> _Records from a data collection_
************
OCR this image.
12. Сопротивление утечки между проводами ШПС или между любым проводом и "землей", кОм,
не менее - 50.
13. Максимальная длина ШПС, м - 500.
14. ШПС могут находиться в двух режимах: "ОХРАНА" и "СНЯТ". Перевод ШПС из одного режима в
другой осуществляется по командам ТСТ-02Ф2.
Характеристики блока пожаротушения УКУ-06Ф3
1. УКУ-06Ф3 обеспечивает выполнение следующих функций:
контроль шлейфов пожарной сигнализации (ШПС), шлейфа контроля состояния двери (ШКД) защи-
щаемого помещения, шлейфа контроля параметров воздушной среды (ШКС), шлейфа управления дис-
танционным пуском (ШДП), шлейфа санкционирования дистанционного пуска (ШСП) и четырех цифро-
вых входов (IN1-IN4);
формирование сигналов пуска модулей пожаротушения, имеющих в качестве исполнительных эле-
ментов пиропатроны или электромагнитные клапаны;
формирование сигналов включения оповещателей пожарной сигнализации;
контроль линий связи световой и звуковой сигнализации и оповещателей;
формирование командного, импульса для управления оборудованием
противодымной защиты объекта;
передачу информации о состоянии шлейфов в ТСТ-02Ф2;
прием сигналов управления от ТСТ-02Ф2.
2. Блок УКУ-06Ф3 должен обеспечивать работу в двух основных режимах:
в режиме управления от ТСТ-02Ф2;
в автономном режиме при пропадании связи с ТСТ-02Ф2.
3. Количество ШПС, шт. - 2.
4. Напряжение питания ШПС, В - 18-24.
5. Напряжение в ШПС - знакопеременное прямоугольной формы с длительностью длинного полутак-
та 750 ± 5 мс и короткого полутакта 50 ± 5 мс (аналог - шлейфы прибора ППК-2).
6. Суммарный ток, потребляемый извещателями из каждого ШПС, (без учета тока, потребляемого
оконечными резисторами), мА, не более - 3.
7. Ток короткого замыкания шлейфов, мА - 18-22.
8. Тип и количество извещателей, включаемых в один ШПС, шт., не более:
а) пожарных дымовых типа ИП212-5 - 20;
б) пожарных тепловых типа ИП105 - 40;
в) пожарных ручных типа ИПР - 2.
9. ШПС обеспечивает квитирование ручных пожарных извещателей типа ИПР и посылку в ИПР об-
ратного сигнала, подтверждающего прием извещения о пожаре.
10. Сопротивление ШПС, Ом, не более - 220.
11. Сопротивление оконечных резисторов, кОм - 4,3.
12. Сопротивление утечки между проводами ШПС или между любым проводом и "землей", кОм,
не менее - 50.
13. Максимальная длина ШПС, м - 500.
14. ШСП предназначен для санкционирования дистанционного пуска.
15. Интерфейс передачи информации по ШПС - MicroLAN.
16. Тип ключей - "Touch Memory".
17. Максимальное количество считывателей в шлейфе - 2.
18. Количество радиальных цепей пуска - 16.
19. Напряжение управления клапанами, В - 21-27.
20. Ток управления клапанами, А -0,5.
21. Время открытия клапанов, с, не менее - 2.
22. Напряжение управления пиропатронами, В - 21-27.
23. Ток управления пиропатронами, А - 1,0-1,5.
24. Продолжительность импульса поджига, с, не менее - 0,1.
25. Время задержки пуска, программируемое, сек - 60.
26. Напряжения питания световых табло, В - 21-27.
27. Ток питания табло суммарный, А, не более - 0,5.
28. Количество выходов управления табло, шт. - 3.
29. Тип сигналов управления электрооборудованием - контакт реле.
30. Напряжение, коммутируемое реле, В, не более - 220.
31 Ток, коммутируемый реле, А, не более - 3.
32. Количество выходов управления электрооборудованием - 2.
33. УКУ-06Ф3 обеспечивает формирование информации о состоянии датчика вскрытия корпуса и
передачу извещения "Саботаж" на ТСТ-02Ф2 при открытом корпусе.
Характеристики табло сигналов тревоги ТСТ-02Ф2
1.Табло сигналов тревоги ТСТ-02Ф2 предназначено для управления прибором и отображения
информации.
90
************
> _The exercise_
Each record above should be restated word for word.

> _Result_
OCR this image.
12. Сопротивление утечки между проводами ШПС или между любым проводом и "землей", кОм,
не менее - 50.
13. Максимальная длина ШПС, м - 500.
14. ШПС могут находиться в двух режимах: "ОХРАНА" и "СНЯТ". Перевод ШПС из одного режима в
другой осуществляется по командам ТСТ-02Ф2.
Характеристики блока пожаротушения УКУ-06Ф3
1. УКУ-06Ф3 обеспечивает выполнение следующих функций:
контроль шлейфов пожарной сигнализации (ШПС), шлейфа контроля состояния двери (ШКД) защи-
щаемого помещения, шлейфа контроля параметров воздушной среды (ШКС), шлейфа управления дис-
танционным пуском (ШДП), шлейфа санкционирования дистанционного пуска (ШСП) и четырех цифро-
вых входов (IN1-IN4);
формирование сигналов пуска модулей пожаротушения, имеющих в качестве исполнительных эле-
ментов пиропатроны или электромагнитные клапаны;
формирование сигналов включения оповещателей пожарной сигнализации;
контроль линий связи световой и звуковой сигнализации и оповещателей;
формирование командного, импульса для управления оборудованием
противодымной защиты объекта;
передачу информации о состоянии шлейфов в ТСТ-02Ф2;
прием сигналов управления от ТСТ-02Ф2.
2. Блок УКУ-06Ф3 должен обеспечивать работу в двух основных режимах:
в режиме управления от ТСТ-02Ф2;
в автономном режиме при пропадании связи с ТСТ-02Ф2.
3. Количество ШПС, шт. - 2.
4. Напряжение питания ШПС, В - 18-24.
5. Напряжение в ШПС - знакопеременное прямоугольной формы с длительностью длинного полутак-
та 750 ± 5 мс и короткого полутакта 50 ± 5 мс (аналог - шлейфы прибора ППК-2).
6. Суммарный ток, потребляемый извещателями из каждого ШПС, (без учета тока, потребляемого
оконечными резисторами), мА, не более - 3.
7. Ток короткого замыкания шлейфов, мА - 18-22.
8. Тип и количество извещателей, включаемых в один ШПС, шт., не более:
а) пожарных дымовых типа ИП212-5 - 20;
б) пожарных тепловых типа ИП105 - 40;
в) пожарных ручных типа ИПР - 2.
9. ШПС обеспечивает квитирование ручных пожарных извещателей типа ИПР и посылку в ИПР об-
ратного сигнала, подтверждающего прием извещения о пожаре.
10. Сопротивление ШПС, Ом, не более - 220.
11. Сопротивление оконечных резисторов, кОм - 4,3.
12. Сопротивление утечки между проводами ШПС или между любым проводом и "землей", кОм,
не менее - 50.
13. Максимальная длина ШПС, м - 500.
14. ШСП предназначен для санкционирования дистанционного пуска.
15. Интерфейс передачи информации по ШПС - MicroLAN.
16. Тип ключей - "Touch Memory".
17. Максимальное количество считывателей в шлейфе - 2.
18. Количество радиальных цепей пуска - 16.
19. Напряжение управления клапанами, В - 21-27.
20. Ток управления клапанами, А -0,5.
21. Время открытия клапанов, с, не менее - 2.
22. Напряжение управления пиропатронами, В - 21-27.
23. Ток управления пиропатронами, А - 1,0-1,5.
24. Продолжительность импульса поджига, с, не менее - 0,1.
25. Время задержки пуска, программируемое, сек - 60.
26. Напряжения питания световых табло, В - 21-27.
27. Ток питания табло суммарный, А, не более - 0,5.
28. Количество выходов управления табло, шт. - 3.
29. Тип сигналов управления электрооборудованием - контакт реле.
30. Напряжение, коммутируемое реле, В, не более - 220.
31 Ток, коммутируемый реле, А, не более - 3.
32. Количество выходов управления электрооборудованием - 2.
33. УКУ-06Ф3 обеспечивает формирование информации о состоянии датчика вскрытия корпуса и
передачу извещения "Саботаж" на ТСТ-02Ф2 при открытом корпусе.
Характеристики табло сигналов тревоги ТСТ-02Ф2
1.Табло сигналов тревоги ТСТ-02Ф2 предназначено для управления прибором и отображения
информации.
90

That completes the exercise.